◆ WHAT THE TASK REQUIRES
Can you quote the records below in full, word for word?

Excerpt from a dataset:
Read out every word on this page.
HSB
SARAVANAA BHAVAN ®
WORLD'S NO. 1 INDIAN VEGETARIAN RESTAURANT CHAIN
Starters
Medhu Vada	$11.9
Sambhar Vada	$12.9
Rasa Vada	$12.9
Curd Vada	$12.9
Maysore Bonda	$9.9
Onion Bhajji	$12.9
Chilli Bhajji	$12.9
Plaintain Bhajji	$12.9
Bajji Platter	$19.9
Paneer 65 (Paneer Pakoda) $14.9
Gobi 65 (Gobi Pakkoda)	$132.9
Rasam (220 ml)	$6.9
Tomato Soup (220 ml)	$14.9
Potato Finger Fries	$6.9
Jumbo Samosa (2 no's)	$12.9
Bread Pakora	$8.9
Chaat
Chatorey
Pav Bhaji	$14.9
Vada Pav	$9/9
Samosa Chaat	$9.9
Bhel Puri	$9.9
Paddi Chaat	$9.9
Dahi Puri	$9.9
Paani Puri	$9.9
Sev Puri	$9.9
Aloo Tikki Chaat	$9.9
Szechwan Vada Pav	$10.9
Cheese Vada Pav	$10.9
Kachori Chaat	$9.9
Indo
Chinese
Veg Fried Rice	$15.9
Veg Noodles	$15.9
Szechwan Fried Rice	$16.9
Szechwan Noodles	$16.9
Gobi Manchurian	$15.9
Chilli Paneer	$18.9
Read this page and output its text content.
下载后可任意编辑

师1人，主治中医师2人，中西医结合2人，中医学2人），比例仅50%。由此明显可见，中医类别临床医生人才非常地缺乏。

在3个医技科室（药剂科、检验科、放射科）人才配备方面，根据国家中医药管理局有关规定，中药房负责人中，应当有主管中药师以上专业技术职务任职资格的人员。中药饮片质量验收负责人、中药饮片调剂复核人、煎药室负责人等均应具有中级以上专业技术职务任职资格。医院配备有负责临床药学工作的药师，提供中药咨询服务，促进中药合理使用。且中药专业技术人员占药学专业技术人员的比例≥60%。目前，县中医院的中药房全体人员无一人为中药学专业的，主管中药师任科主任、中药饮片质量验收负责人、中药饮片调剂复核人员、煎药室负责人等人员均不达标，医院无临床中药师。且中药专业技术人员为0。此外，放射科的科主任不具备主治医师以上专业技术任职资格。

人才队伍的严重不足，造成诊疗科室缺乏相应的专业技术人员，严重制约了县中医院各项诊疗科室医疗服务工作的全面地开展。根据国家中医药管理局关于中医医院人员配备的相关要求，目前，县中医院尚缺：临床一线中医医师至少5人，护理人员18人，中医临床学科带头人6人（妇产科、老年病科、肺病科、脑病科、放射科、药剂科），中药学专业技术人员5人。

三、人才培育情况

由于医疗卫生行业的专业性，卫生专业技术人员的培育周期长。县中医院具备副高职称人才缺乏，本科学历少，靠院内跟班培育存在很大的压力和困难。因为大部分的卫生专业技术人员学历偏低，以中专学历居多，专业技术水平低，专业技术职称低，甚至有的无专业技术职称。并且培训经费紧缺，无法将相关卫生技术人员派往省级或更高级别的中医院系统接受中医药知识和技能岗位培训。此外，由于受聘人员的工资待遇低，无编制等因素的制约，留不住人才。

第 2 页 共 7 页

◆ OUTPUT BELOW
Read out every word on this page.
HSB
SARAVANAA BHAVAN ®
WORLD'S NO. 1 INDIAN VEGETARIAN RESTAURANT CHAIN
Starters
Medhu Vada	$11.9
Sambhar Vada	$12.9
Rasa Vada	$12.9
Curd Vada	$12.9
Maysore Bonda	$9.9
Onion Bhajji	$12.9
Chilli Bhajji	$12.9
Plaintain Bhajji	$12.9
Bajji Platter	$19.9
Paneer 65 (Paneer Pakoda) $14.9
Gobi 65 (Gobi Pakkoda)	$132.9
Rasam (220 ml)	$6.9
Tomato Soup (220 ml)	$14.9
Potato Finger Fries	$6.9
Jumbo Samosa (2 no's)	$12.9
Bread Pakora	$8.9
Chaat
Chatorey
Pav Bhaji	$14.9
Vada Pav	$9/9
Samosa Chaat	$9.9
Bhel Puri	$9.9
Paddi Chaat	$9.9
Dahi Puri	$9.9
Paani Puri	$9.9
Sev Puri	$9.9
Aloo Tikki Chaat	$9.9
Szechwan Vada Pav	$10.9
Cheese Vada Pav	$10.9
Kachori Chaat	$9.9
Indo
Chinese
Veg Fried Rice	$15.9
Veg Noodles	$15.9
Szechwan Fried Rice	$16.9
Szechwan Noodles	$16.9
Gobi Manchurian	$15.9
Chilli Paneer	$18.9
Read this page and output its text content.
下载后可任意编辑

师1人，主治中医师2人，中西医结合2人，中医学2人），比例仅50%。由此明显可见，中医类别临床医生人才非常地缺乏。

在3个医技科室（药剂科、检验科、放射科）人才配备方面，根据国家中医药管理局有关规定，中药房负责人中，应当有主管中药师以上专业技术职务任职资格的人员。中药饮片质量验收负责人、中药饮片调剂复核人、煎药室负责人等均应具有中级以上专业技术职务任职资格。医院配备有负责临床药学工作的药师，提供中药咨询服务，促进中药合理使用。且中药专业技术人员占药学专业技术人员的比例≥60%。目前，县中医院的中药房全体人员无一人为中药学专业的，主管中药师任科主任、中药饮片质量验收负责人、中药饮片调剂复核人员、煎药室负责人等人员均不达标，医院无临床中药师。且中药专业技术人员为0。此外，放射科的科主任不具备主治医师以上专业技术任职资格。

人才队伍的严重不足，造成诊疗科室缺乏相应的专业技术人员，严重制约了县中医院各项诊疗科室医疗服务工作的全面地开展。根据国家中医药管理局关于中医医院人员配备的相关要求，目前，县中医院尚缺：临床一线中医医师至少5人，护理人员18人，中医临床学科带头人6人（妇产科、老年病科、肺病科、脑病科、放射科、药剂科），中药学专业技术人员5人。

三、人才培育情况

由于医疗卫生行业的专业性，卫生专业技术人员的培育周期长。县中医院具备副高职称人才缺乏，本科学历少，靠院内跟班培育存在很大的压力和困难。因为大部分的卫生专业技术人员学历偏低，以中专学历居多，专业技术水平低，专业技术职称低，甚至有的无专业技术职称。并且培训经费紧缺，无法将相关卫生技术人员派往省级或更高级别的中医院系统接受中医药知识和技能岗位培训。此外，由于受聘人员的工资待遇低，无编制等因素的制约，留不住人才。

第 2 页 共 7 页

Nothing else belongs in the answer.